● **Goal of the exercise**: Hunt for the word "Only" across the entries below, copying each line that holds it.

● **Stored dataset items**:
########
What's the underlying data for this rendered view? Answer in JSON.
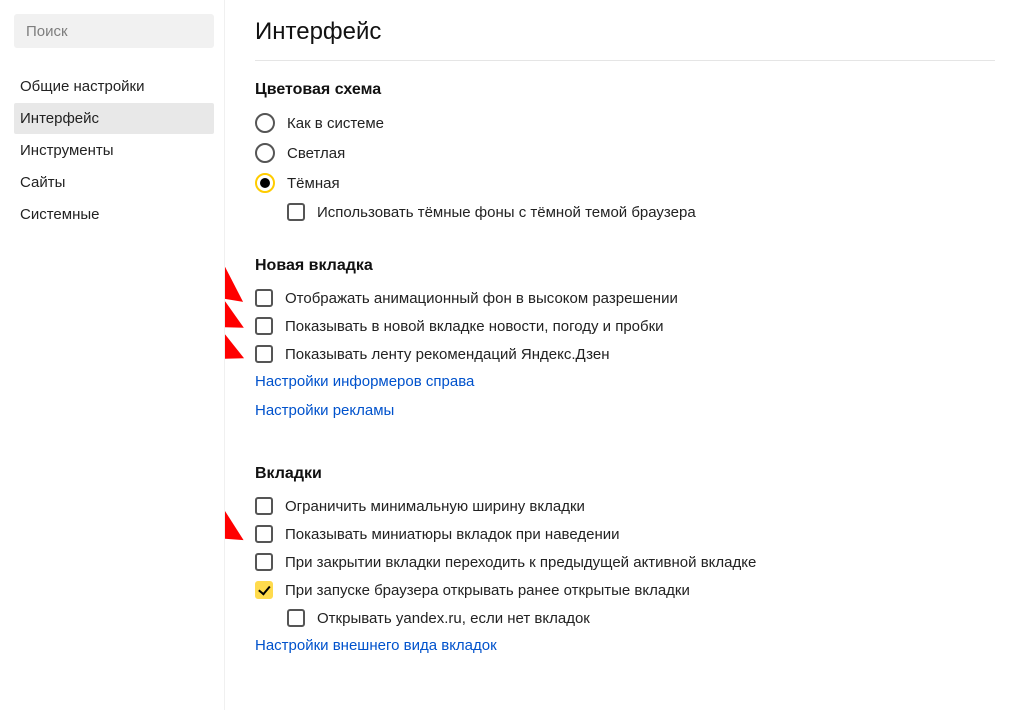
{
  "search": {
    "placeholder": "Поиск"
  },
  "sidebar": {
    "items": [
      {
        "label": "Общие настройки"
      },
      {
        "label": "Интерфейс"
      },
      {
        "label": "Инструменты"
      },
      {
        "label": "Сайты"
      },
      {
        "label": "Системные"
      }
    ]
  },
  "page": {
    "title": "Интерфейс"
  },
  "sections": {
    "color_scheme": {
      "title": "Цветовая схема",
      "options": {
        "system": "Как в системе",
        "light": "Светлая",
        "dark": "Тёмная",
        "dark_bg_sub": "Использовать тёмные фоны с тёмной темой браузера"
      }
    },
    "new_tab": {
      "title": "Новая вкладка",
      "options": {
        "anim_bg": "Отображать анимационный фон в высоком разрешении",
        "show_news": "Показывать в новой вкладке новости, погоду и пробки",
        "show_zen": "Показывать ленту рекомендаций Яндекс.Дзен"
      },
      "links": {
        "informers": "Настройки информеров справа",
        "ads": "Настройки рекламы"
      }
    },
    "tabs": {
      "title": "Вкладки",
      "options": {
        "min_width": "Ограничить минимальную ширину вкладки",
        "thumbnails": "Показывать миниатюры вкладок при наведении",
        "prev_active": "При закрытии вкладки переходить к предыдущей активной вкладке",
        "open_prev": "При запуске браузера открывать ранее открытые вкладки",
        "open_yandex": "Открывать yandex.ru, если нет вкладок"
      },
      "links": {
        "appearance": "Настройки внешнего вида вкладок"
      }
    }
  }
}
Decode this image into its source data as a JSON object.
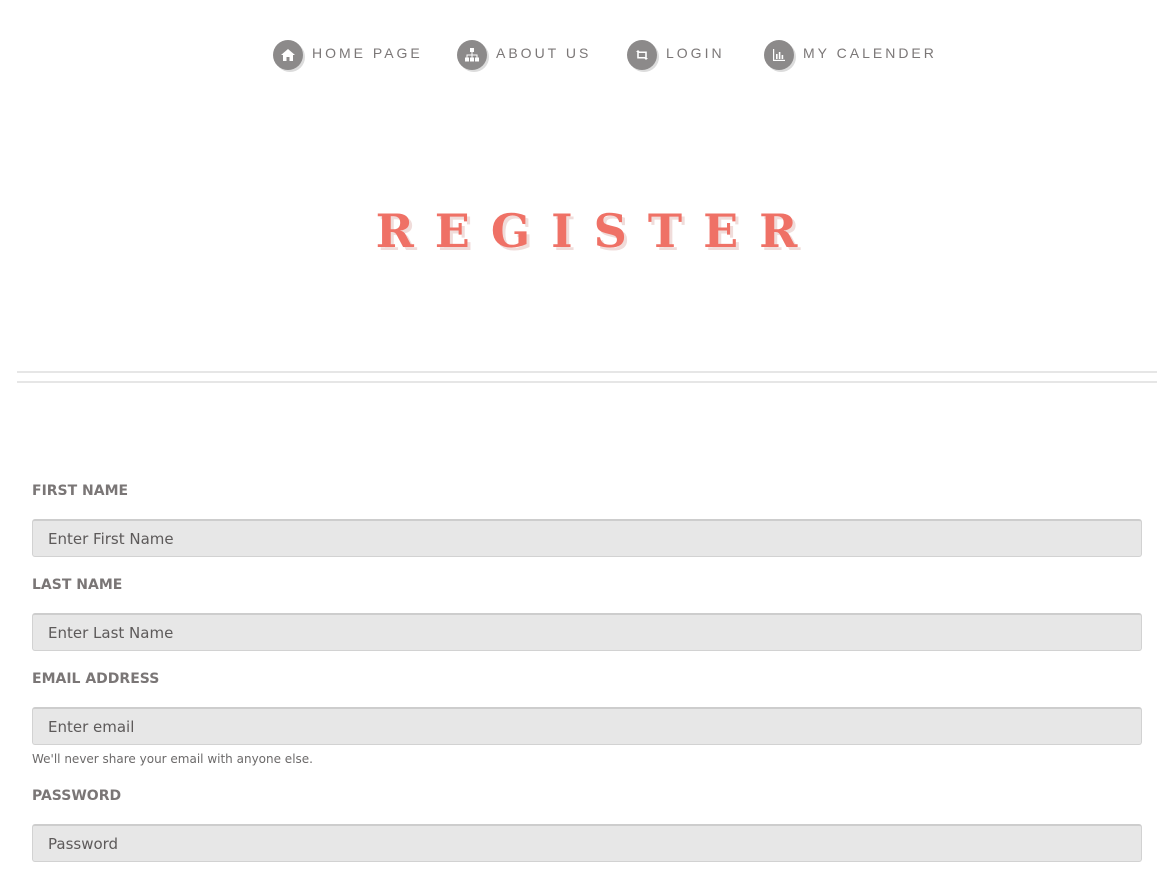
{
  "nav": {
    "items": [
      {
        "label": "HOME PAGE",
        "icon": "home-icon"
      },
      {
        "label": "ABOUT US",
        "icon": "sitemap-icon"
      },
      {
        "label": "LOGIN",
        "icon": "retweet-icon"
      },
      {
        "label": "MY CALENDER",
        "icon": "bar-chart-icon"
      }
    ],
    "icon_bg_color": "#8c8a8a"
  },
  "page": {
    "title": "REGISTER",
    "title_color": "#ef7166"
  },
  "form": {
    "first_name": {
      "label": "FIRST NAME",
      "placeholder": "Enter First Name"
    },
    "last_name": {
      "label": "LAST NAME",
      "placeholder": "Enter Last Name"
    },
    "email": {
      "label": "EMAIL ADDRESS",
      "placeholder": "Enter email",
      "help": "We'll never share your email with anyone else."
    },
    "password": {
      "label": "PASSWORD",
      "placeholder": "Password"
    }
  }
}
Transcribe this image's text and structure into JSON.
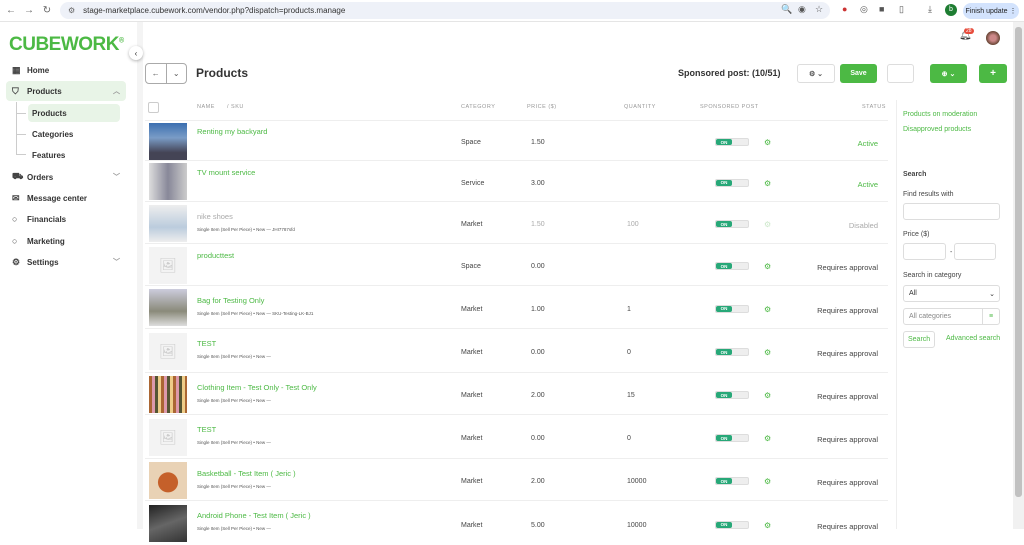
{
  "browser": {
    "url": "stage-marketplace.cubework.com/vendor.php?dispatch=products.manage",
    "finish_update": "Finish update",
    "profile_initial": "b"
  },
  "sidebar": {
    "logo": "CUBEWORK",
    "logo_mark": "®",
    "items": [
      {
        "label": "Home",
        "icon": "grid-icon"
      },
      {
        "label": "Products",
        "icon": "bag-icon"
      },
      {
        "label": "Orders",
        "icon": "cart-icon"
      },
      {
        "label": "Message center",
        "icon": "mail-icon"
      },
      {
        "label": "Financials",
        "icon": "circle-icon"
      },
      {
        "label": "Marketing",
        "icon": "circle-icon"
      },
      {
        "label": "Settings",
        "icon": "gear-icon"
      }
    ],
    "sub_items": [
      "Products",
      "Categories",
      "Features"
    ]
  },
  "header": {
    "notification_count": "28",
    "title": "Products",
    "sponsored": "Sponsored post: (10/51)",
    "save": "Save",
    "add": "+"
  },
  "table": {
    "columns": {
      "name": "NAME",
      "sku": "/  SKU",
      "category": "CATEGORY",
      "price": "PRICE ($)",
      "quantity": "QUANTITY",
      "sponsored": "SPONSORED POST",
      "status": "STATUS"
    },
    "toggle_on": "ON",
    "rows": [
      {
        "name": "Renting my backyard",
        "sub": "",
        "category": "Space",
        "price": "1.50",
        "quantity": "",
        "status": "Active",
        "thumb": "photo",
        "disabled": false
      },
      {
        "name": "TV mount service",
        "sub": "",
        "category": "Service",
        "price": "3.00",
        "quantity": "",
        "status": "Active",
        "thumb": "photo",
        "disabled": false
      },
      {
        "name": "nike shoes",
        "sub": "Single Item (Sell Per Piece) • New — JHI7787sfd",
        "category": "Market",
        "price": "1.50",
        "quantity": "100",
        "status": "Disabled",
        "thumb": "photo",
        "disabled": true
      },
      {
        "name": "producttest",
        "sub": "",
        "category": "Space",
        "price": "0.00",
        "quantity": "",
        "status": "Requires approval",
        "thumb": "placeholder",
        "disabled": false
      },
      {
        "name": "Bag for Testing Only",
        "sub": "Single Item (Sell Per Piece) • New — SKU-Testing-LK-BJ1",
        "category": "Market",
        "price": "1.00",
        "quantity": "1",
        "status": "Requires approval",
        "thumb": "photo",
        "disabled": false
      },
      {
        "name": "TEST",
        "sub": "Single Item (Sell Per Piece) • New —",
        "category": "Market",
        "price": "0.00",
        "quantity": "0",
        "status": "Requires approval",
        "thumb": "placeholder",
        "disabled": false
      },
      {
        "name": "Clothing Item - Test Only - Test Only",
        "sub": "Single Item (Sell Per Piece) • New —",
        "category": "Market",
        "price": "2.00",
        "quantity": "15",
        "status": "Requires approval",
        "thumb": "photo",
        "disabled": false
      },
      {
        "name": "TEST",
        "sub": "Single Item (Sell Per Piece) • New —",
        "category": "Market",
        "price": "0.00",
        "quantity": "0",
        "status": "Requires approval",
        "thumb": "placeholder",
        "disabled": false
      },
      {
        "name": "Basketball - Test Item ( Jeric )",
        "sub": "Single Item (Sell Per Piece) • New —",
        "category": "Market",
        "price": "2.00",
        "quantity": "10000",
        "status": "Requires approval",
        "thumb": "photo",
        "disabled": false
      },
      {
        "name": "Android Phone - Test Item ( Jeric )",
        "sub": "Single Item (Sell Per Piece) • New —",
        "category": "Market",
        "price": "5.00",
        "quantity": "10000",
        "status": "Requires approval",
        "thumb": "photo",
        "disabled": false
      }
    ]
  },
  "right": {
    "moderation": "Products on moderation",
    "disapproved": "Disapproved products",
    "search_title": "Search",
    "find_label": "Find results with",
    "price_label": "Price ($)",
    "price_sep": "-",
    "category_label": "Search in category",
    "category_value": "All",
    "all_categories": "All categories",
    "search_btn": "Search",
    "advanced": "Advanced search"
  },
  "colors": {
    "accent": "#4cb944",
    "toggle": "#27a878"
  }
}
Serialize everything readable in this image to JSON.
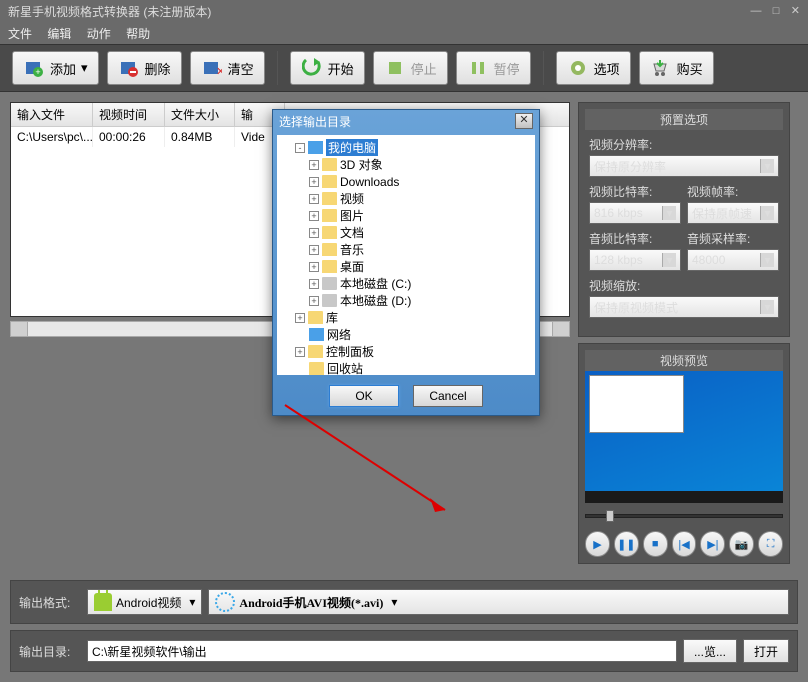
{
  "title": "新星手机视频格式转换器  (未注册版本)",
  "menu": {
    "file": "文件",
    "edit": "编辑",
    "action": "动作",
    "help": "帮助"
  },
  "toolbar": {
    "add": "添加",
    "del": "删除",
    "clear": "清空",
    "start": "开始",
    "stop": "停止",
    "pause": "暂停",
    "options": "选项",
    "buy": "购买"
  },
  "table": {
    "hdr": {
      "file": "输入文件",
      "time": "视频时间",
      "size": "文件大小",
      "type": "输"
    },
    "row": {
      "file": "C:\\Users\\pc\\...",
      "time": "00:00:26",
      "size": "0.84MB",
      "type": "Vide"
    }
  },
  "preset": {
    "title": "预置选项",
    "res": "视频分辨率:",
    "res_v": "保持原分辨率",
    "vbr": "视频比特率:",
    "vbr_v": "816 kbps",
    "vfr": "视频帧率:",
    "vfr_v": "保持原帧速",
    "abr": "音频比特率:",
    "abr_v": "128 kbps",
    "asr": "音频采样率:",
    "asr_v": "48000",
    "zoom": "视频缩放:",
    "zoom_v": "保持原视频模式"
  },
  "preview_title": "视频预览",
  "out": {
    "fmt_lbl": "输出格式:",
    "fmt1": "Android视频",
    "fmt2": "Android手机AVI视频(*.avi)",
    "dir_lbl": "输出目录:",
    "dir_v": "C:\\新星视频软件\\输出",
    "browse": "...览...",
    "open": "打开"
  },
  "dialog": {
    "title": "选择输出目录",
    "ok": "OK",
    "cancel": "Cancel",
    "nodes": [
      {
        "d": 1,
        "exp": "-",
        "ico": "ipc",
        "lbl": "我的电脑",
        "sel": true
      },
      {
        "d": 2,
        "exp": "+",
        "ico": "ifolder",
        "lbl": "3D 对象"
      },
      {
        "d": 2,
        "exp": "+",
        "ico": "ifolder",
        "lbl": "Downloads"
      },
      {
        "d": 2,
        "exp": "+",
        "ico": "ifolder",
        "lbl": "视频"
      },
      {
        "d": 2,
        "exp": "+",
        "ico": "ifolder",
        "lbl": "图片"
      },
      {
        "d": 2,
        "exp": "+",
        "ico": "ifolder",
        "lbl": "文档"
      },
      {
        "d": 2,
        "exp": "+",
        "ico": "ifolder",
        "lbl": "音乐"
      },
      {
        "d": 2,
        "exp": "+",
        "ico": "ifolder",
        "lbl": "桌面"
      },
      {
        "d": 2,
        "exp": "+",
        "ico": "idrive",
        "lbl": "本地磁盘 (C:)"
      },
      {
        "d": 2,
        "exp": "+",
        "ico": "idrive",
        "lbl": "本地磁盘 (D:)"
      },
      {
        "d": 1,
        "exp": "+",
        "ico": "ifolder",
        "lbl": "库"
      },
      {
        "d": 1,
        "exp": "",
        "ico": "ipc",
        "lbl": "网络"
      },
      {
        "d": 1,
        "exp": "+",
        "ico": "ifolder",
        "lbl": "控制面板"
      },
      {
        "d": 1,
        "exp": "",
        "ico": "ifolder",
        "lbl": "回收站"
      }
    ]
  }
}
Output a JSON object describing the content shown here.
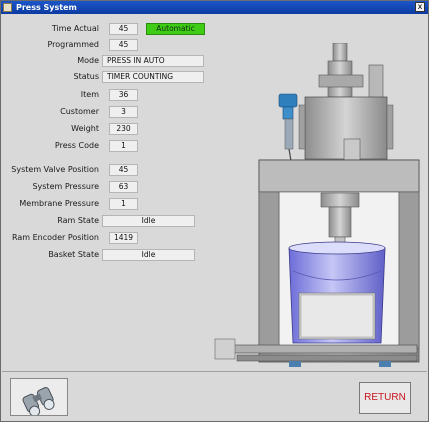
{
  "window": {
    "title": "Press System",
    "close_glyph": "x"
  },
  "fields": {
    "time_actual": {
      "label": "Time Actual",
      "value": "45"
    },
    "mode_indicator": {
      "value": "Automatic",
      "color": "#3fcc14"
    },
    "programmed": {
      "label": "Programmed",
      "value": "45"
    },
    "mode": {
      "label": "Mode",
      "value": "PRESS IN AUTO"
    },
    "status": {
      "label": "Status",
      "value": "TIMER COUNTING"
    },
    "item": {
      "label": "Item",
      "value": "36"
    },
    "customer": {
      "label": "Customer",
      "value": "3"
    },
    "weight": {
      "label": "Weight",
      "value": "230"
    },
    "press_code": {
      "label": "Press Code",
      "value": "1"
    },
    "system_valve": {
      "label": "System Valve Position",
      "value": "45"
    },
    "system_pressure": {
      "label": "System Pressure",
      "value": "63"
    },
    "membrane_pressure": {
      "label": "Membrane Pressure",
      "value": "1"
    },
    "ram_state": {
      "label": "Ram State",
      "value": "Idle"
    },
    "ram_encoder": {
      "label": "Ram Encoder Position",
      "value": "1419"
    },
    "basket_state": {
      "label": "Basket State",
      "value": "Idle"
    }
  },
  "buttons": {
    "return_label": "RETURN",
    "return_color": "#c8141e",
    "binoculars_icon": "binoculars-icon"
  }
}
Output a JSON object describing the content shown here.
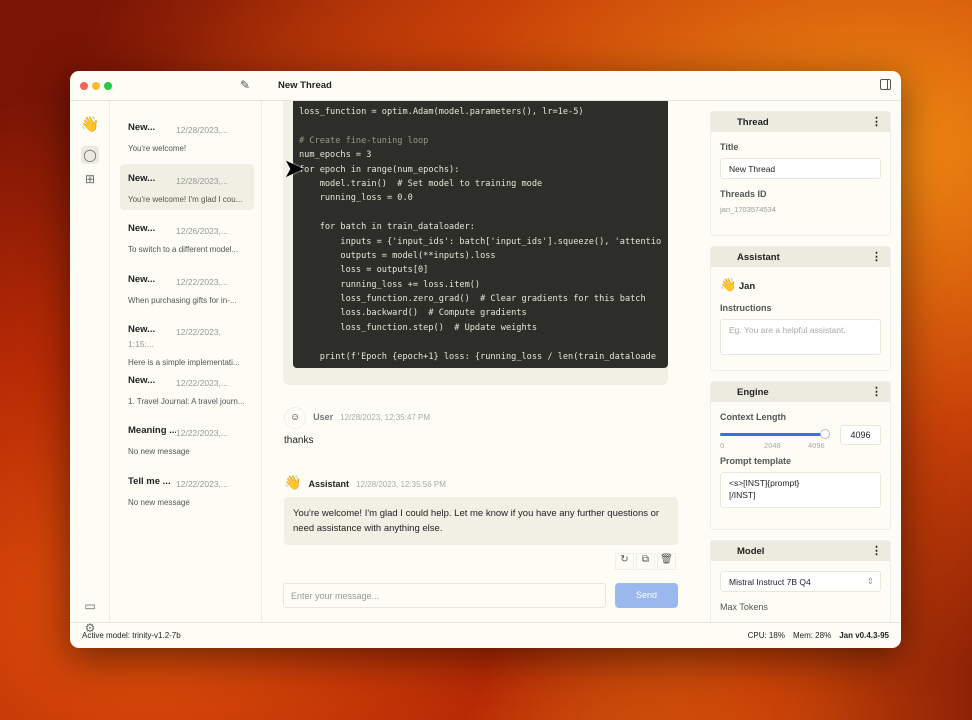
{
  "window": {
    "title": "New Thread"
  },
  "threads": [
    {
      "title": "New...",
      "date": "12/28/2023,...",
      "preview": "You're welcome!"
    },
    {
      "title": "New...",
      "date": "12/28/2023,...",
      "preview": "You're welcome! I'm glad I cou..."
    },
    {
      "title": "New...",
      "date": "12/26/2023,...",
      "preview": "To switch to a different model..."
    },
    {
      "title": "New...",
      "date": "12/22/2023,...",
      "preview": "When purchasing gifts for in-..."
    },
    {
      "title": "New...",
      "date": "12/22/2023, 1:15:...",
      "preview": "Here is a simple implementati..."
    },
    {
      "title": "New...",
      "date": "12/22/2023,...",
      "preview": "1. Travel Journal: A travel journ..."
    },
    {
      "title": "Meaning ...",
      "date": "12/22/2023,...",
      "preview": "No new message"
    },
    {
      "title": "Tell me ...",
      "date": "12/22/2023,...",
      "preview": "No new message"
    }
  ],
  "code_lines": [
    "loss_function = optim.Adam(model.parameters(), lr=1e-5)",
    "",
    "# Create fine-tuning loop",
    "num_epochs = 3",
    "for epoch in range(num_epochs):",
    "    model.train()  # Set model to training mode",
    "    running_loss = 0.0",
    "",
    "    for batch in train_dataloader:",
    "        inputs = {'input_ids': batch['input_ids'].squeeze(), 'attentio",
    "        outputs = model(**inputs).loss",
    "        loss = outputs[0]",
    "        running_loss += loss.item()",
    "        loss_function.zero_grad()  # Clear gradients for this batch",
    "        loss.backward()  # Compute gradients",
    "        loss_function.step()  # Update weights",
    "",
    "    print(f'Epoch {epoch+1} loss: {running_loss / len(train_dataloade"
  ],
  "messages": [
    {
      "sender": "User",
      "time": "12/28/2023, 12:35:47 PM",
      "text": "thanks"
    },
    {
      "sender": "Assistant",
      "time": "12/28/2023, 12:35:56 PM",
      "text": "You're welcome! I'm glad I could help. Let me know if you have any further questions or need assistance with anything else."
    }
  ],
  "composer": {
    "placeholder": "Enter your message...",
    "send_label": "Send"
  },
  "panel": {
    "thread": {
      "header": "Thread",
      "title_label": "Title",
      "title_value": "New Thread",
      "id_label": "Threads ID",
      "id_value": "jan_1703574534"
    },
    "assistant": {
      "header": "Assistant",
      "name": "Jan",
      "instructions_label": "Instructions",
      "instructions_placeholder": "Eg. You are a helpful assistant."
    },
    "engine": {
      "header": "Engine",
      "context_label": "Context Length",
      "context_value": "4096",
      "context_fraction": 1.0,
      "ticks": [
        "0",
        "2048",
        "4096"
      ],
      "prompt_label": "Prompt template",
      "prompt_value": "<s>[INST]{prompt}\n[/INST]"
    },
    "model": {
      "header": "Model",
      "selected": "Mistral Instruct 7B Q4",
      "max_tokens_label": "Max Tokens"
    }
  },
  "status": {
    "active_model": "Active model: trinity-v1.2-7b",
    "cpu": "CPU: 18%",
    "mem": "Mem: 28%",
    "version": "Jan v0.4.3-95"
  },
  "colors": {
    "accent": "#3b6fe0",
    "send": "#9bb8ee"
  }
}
########
● **Answer to this task**:
        "name": "Bag for Testing Only",
        "name": "Clothing Item - Test Only - Test Only",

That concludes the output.